- PROBLEM REQUIREMENTS: Select the lines of the records containing the word "Diego" and list them.

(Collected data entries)
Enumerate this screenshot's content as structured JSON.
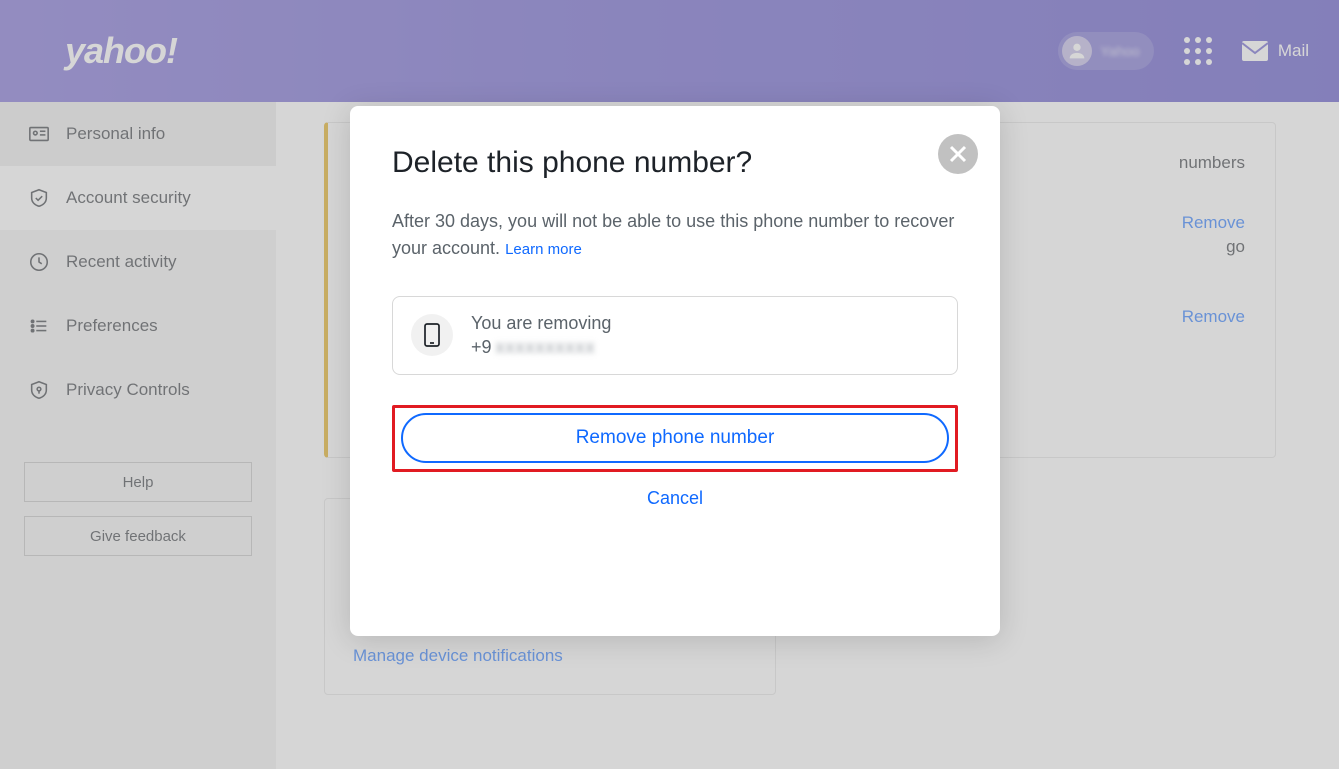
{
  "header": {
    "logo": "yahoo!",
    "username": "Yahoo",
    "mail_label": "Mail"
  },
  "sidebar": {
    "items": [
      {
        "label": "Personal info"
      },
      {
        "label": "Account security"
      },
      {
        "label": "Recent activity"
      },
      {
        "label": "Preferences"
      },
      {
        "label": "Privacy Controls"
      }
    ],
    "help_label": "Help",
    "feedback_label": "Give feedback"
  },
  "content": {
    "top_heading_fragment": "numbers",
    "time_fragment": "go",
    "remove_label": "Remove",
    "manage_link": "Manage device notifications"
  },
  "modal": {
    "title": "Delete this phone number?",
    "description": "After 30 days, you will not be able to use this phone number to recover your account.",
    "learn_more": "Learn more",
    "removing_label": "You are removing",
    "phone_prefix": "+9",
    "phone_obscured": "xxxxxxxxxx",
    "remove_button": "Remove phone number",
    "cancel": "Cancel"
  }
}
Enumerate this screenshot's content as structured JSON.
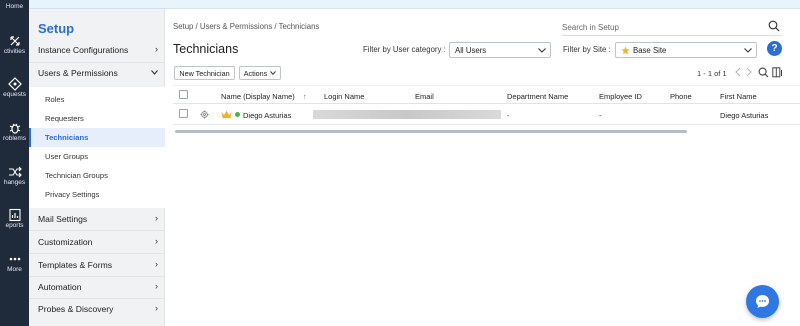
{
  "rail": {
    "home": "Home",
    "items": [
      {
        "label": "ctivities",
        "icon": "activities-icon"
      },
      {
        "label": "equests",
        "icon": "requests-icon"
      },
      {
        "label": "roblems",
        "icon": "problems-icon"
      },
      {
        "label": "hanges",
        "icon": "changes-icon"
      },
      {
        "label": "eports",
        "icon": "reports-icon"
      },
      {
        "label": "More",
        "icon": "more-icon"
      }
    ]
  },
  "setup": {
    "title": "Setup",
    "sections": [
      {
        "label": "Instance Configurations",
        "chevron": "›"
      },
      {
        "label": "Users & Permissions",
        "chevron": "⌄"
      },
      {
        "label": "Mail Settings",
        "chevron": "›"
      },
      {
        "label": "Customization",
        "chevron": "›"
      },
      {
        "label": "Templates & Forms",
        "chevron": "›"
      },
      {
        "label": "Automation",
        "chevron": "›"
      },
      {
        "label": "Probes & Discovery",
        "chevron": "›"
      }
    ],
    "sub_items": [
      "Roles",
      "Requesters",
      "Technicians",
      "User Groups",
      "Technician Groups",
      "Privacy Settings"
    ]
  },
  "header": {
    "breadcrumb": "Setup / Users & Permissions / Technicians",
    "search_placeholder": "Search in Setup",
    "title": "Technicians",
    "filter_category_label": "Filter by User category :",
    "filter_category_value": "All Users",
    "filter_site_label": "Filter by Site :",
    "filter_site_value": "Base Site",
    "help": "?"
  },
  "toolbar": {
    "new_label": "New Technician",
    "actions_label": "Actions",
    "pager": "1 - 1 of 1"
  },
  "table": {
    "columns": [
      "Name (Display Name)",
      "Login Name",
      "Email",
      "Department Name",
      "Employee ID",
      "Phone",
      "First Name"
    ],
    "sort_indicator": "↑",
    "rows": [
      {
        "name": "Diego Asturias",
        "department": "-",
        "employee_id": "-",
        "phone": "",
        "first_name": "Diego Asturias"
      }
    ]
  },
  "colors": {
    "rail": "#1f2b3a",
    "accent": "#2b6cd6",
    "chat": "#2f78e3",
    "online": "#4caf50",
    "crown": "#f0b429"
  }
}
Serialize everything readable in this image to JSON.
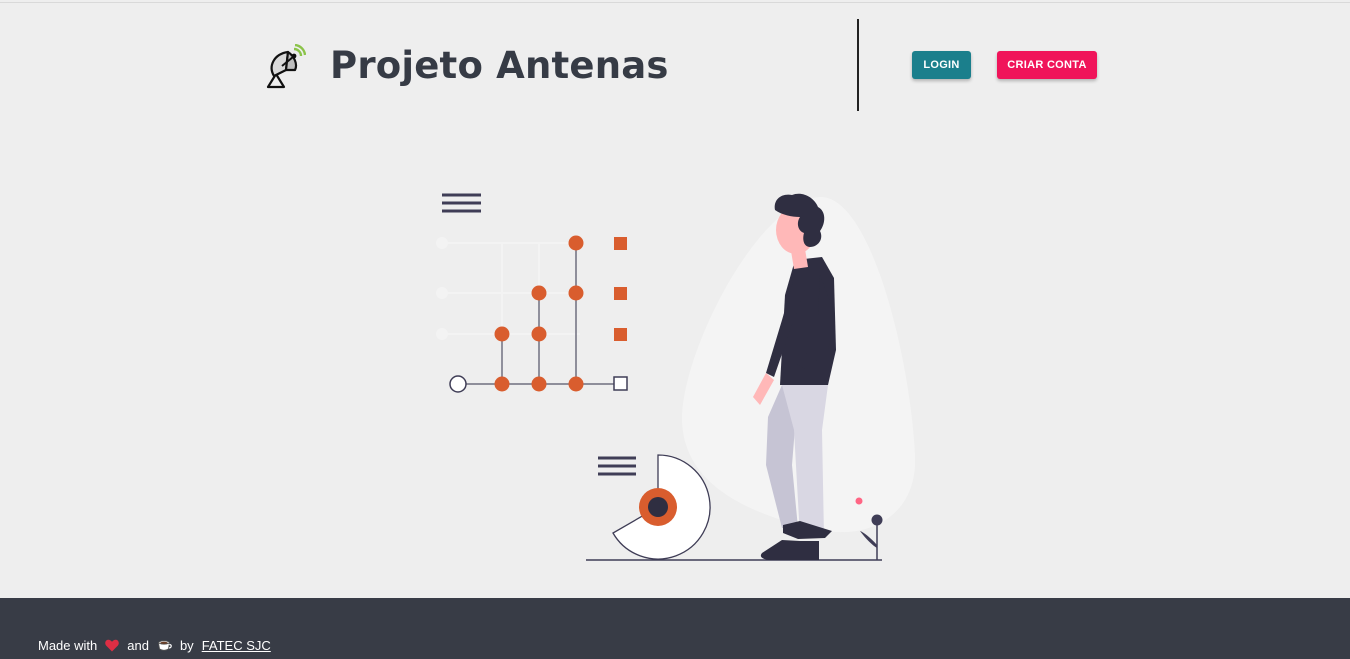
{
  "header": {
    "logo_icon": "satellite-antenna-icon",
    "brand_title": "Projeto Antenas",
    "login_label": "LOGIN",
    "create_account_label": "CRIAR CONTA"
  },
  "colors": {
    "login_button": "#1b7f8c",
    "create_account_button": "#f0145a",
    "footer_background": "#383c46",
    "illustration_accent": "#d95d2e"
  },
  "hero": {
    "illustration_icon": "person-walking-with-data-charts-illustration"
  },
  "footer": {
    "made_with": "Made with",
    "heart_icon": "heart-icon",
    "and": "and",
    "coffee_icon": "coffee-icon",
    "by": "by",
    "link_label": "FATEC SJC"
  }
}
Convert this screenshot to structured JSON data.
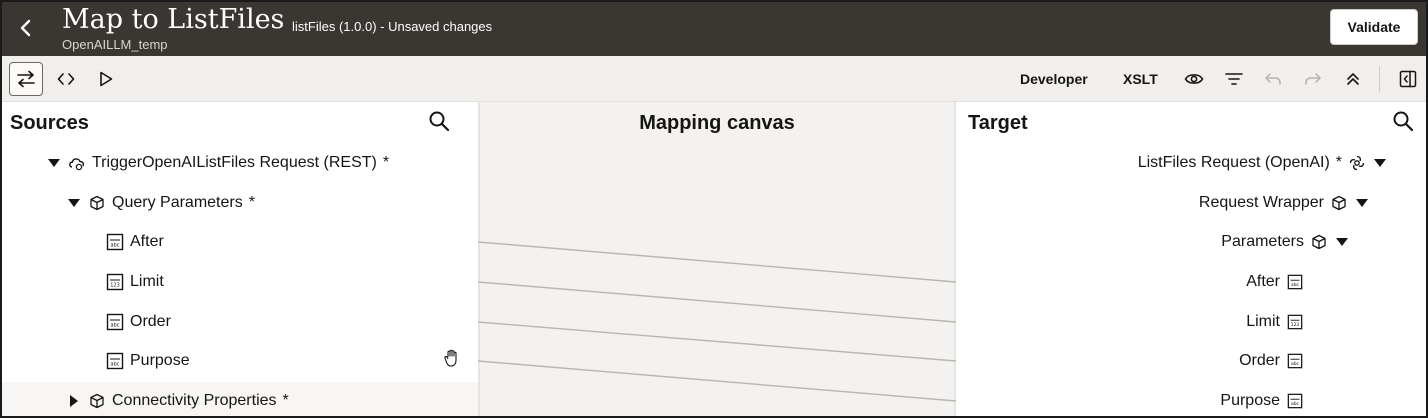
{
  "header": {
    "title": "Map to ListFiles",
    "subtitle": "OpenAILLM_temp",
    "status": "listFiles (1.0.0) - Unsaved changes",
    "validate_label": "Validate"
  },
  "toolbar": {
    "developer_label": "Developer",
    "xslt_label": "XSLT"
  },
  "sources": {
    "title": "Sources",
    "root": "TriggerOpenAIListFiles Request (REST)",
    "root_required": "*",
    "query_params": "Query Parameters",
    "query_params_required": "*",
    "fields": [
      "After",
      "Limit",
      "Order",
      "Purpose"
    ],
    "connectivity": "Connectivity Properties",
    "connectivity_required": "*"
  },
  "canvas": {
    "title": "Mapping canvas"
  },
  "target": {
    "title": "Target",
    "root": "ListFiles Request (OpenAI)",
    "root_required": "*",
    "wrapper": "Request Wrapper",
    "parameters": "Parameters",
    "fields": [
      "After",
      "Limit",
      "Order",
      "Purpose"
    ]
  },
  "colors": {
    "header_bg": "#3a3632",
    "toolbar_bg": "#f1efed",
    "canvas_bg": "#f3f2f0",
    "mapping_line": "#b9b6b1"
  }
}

- ANSWER TO THIS PROBLEM:
        "name": "Diego Asturias",
        "first_name": "Diego Asturias"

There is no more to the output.